▸ **Figure contents as structured data**
◇ ◇ ◇ ◇ ◇ ◇ ◇
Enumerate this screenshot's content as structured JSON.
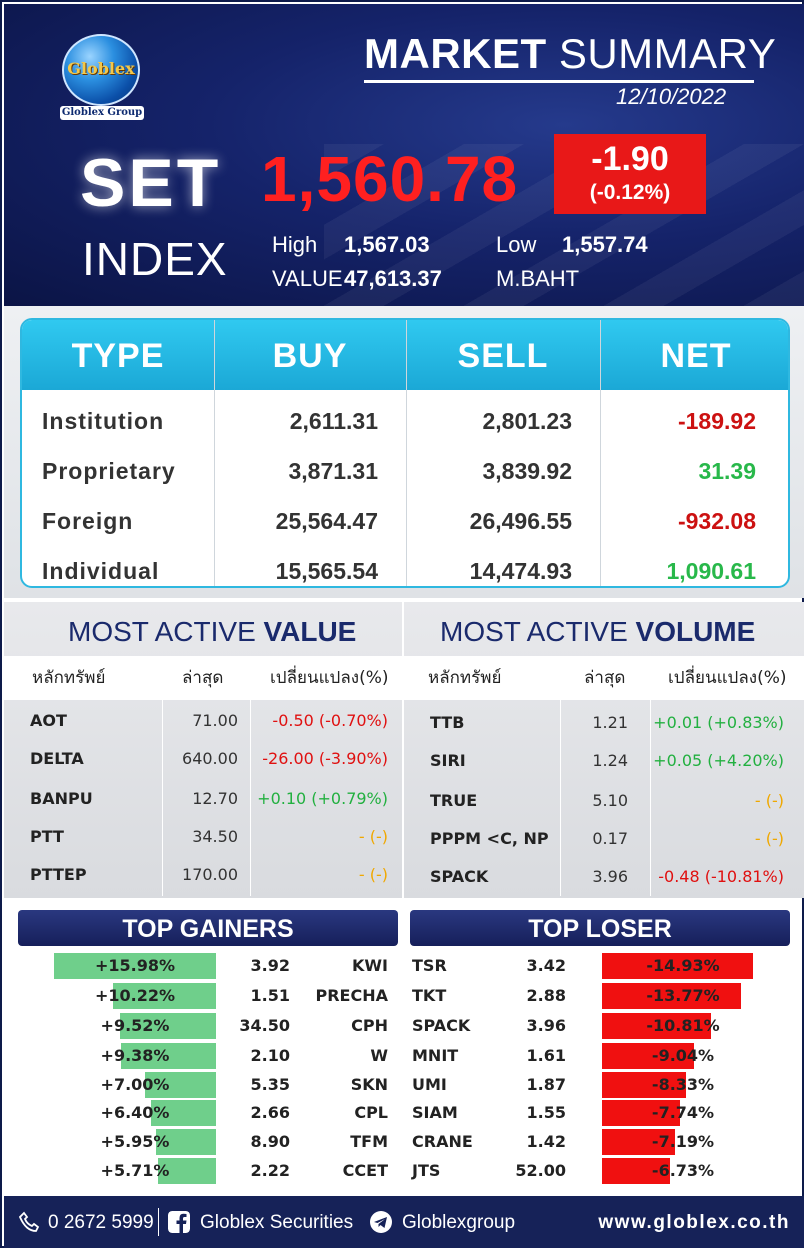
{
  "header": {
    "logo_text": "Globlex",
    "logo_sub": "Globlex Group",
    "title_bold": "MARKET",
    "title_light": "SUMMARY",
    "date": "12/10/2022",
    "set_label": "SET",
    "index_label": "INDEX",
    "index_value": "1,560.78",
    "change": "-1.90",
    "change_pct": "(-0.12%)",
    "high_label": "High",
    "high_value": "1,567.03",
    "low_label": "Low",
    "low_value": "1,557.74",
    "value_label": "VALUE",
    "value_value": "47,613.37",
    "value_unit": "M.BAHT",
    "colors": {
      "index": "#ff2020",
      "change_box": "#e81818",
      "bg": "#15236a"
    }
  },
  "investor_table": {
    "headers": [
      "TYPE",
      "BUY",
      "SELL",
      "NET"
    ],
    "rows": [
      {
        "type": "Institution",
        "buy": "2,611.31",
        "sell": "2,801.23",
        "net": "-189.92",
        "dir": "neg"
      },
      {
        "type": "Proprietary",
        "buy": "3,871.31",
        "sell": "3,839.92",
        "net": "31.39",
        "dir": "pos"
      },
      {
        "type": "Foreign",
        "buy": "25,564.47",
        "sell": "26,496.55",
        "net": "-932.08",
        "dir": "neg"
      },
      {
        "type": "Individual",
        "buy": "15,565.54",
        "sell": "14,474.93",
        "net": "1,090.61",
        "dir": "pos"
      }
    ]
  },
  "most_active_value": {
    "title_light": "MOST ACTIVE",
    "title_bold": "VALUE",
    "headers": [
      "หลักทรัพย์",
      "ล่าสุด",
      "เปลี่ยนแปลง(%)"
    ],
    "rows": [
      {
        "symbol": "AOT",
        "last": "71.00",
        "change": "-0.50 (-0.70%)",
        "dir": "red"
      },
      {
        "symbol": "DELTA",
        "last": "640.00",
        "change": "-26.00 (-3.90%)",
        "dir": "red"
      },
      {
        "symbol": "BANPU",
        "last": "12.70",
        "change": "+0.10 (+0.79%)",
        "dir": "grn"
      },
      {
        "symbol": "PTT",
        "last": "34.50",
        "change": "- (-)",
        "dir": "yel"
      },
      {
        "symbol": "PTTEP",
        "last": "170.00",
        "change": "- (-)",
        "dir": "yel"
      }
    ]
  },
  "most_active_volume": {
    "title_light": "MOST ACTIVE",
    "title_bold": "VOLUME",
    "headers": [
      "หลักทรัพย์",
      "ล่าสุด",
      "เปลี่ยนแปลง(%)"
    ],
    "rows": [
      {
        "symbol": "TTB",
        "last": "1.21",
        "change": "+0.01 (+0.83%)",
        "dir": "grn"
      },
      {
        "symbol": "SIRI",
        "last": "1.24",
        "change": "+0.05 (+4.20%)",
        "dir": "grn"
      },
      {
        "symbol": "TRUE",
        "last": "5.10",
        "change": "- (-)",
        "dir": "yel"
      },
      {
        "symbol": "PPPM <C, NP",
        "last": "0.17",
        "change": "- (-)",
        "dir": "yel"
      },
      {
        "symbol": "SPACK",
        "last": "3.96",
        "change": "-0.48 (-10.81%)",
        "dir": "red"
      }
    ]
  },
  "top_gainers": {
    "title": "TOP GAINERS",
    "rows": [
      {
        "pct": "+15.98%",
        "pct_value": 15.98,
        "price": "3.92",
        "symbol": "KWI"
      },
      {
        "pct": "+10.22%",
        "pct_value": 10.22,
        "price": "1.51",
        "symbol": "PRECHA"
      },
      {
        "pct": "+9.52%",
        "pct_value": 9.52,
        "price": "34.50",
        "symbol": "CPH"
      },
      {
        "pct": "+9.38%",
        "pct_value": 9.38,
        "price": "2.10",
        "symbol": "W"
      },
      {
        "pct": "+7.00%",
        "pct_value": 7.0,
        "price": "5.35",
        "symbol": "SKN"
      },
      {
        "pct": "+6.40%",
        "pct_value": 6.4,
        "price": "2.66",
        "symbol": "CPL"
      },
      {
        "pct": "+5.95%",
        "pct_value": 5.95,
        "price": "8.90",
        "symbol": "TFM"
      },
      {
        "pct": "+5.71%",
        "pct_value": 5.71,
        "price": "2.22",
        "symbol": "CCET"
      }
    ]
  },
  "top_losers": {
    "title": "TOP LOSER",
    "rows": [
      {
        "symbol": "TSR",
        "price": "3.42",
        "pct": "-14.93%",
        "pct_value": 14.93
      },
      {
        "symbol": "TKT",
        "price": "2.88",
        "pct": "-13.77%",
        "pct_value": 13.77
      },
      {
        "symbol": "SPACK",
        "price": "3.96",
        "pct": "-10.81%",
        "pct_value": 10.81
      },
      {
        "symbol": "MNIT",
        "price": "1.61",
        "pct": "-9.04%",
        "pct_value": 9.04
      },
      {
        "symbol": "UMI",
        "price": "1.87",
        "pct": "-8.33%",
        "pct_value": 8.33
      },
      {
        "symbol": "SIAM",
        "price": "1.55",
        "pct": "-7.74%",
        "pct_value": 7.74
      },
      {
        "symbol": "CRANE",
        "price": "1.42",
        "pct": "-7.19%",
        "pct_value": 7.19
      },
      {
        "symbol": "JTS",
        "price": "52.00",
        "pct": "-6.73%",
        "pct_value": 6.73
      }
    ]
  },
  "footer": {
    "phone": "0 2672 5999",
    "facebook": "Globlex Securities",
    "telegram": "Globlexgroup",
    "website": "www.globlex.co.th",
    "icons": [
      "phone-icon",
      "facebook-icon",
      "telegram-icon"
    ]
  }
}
◇ ◇ ◇ ◇ ◇ ◇ ◇
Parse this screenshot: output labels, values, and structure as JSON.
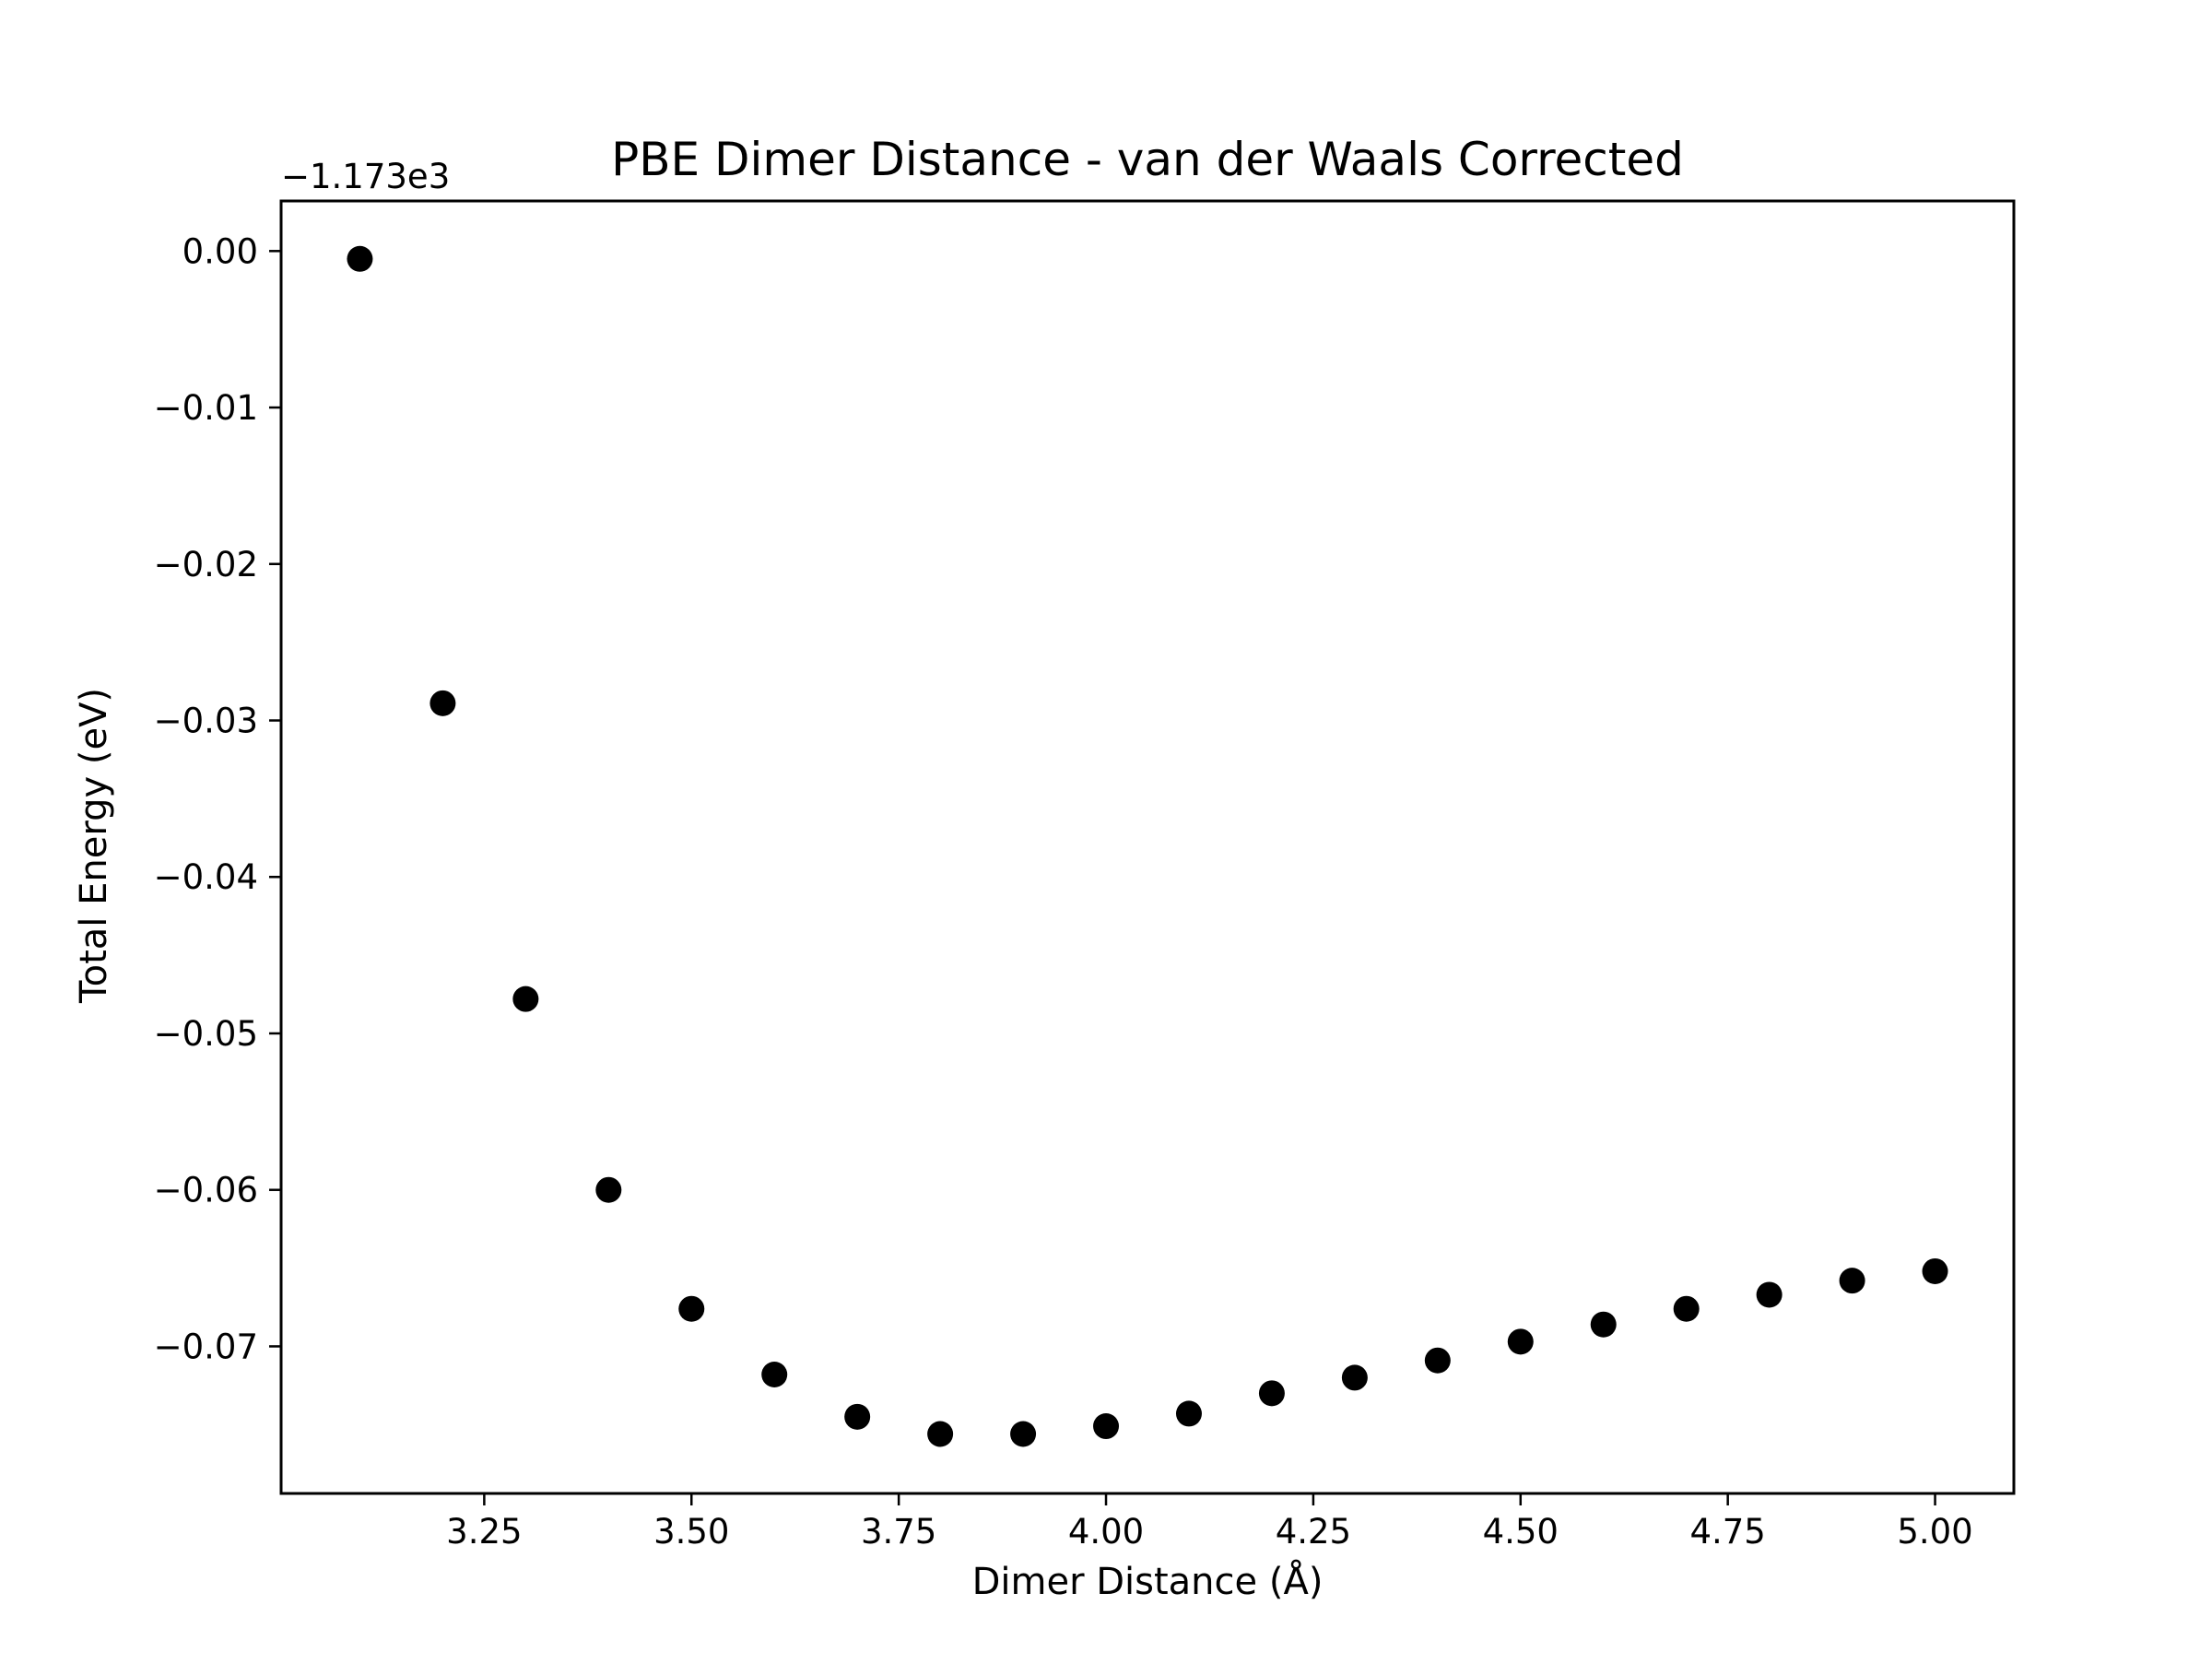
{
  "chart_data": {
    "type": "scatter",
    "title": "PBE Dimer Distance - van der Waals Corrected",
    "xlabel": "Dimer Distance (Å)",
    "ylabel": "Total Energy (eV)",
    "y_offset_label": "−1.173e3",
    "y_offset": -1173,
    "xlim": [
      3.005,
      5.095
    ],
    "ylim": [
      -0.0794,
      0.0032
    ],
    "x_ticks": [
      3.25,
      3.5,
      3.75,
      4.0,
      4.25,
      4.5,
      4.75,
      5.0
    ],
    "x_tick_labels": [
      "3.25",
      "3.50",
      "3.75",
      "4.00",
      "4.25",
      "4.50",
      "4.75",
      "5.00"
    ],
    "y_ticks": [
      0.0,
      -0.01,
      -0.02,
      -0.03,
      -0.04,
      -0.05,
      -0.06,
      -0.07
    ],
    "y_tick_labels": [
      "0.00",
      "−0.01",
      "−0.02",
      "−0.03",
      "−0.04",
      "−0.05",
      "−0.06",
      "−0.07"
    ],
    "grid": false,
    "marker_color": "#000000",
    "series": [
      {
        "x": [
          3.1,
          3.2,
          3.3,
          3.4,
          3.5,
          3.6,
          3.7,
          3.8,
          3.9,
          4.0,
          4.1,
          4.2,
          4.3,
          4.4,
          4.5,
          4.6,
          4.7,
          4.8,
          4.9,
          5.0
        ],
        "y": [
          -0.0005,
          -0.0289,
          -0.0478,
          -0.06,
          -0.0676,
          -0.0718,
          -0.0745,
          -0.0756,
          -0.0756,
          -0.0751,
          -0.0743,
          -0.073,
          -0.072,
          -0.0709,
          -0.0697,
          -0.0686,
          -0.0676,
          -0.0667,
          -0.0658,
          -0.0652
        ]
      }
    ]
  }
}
◇ ◇ ◇ ◇ ◇ ◇ ◇
▸ **OBJECTIVE**
Spot every line that holds "last" and copy it.

▸ **EXERCISE RESPONSE**
        "last": "71.00",
        "last": "640.00",
        "last": "12.70",
        "last": "34.50",
        "last": "170.00",
        "last": "1.21",
        "last": "1.24",
        "last": "5.10",
        "last": "0.17",
        "last": "3.96",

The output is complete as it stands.